- Dataset excerpts

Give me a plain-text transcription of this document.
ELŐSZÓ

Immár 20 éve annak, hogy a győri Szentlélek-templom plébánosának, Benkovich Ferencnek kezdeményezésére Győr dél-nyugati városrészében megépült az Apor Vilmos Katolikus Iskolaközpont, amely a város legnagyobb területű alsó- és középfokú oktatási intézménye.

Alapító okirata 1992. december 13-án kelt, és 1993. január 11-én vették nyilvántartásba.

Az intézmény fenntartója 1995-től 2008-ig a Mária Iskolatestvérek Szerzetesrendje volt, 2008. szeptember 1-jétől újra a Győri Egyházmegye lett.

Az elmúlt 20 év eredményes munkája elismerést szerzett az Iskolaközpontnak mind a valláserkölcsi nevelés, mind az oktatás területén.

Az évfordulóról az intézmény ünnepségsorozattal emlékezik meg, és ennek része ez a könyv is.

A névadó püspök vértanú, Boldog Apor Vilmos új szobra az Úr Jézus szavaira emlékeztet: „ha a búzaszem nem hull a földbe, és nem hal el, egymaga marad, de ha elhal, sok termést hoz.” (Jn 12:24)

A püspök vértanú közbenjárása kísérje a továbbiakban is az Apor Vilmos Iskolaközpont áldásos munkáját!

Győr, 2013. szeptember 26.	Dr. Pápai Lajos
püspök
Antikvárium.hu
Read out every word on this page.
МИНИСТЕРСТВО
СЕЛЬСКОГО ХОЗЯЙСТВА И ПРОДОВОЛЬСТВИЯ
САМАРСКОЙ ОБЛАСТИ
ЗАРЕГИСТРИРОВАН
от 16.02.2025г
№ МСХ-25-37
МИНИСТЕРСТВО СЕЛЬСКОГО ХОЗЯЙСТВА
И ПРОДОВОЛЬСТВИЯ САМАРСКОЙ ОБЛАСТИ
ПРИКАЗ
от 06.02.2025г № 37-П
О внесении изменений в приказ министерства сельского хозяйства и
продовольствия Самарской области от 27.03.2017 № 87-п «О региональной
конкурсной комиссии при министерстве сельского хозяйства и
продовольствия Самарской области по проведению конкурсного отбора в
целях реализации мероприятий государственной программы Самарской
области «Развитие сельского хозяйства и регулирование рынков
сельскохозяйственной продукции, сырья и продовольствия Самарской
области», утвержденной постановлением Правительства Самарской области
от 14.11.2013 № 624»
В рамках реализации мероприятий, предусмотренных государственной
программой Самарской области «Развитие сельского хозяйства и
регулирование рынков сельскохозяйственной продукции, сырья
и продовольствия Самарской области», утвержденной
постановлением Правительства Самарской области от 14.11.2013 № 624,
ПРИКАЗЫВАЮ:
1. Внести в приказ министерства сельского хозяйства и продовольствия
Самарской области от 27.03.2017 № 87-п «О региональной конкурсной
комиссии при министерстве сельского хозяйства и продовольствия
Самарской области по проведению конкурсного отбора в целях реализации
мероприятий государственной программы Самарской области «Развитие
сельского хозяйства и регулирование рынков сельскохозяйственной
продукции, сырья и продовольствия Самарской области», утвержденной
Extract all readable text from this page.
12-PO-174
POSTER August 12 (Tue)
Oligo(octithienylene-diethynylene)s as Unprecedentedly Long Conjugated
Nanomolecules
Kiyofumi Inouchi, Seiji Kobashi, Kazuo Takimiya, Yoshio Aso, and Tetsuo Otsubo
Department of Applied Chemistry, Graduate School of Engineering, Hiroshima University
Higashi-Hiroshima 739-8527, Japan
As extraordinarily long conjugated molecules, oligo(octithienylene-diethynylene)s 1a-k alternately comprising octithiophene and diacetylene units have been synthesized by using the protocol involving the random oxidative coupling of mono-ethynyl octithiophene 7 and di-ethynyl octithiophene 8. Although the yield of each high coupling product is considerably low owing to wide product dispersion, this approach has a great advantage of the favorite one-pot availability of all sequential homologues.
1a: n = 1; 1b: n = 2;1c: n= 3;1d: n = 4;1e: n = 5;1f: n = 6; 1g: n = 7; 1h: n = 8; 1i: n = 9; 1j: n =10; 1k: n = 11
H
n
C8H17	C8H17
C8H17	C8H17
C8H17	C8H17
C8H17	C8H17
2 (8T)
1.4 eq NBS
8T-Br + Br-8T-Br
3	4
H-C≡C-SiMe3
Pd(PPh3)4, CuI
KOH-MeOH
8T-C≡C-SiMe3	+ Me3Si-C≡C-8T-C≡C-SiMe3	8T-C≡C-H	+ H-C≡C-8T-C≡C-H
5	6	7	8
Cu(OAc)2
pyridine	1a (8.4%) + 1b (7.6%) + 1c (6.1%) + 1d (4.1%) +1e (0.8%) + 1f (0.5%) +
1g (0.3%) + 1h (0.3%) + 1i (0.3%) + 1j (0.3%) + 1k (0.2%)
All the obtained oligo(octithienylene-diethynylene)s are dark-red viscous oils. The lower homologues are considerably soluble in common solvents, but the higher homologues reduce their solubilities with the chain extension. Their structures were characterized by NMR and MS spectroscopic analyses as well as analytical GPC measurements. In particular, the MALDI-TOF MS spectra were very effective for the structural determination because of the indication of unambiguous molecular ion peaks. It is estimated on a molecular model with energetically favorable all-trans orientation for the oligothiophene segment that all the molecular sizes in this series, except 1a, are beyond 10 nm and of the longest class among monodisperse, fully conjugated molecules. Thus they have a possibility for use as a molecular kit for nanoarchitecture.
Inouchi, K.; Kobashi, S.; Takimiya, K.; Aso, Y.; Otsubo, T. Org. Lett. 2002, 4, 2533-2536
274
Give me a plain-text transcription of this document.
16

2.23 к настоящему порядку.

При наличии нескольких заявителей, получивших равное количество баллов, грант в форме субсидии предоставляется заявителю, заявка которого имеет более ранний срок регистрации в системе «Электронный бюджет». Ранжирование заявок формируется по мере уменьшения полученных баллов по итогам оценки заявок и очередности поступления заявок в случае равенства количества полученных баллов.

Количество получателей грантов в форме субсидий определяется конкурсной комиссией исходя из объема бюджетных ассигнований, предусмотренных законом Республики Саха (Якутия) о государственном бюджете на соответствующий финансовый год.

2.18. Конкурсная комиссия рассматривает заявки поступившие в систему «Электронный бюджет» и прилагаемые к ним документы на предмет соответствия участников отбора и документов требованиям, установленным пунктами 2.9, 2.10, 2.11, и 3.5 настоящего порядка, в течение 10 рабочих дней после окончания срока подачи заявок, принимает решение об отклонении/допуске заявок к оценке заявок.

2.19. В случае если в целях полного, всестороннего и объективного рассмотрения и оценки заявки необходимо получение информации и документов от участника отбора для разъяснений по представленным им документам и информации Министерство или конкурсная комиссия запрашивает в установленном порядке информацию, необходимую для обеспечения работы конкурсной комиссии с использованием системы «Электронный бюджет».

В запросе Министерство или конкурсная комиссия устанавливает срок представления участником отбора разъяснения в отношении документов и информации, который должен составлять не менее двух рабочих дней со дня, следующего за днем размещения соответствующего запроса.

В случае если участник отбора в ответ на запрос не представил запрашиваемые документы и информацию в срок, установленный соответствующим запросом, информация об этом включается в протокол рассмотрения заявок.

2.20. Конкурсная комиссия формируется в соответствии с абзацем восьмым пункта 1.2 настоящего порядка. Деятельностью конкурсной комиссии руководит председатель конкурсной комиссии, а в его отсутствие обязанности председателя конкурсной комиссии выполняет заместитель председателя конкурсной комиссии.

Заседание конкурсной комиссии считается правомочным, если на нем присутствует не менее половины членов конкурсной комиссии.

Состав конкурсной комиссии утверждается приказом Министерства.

- What to produce
Among the lines of the material, find those that hold the word "Hiroshima" and copy them.

- Result for this task
Department of Applied Chemistry, Graduate School of Engineering, Hiroshima University
Higashi-Hiroshima 739-8527, Japan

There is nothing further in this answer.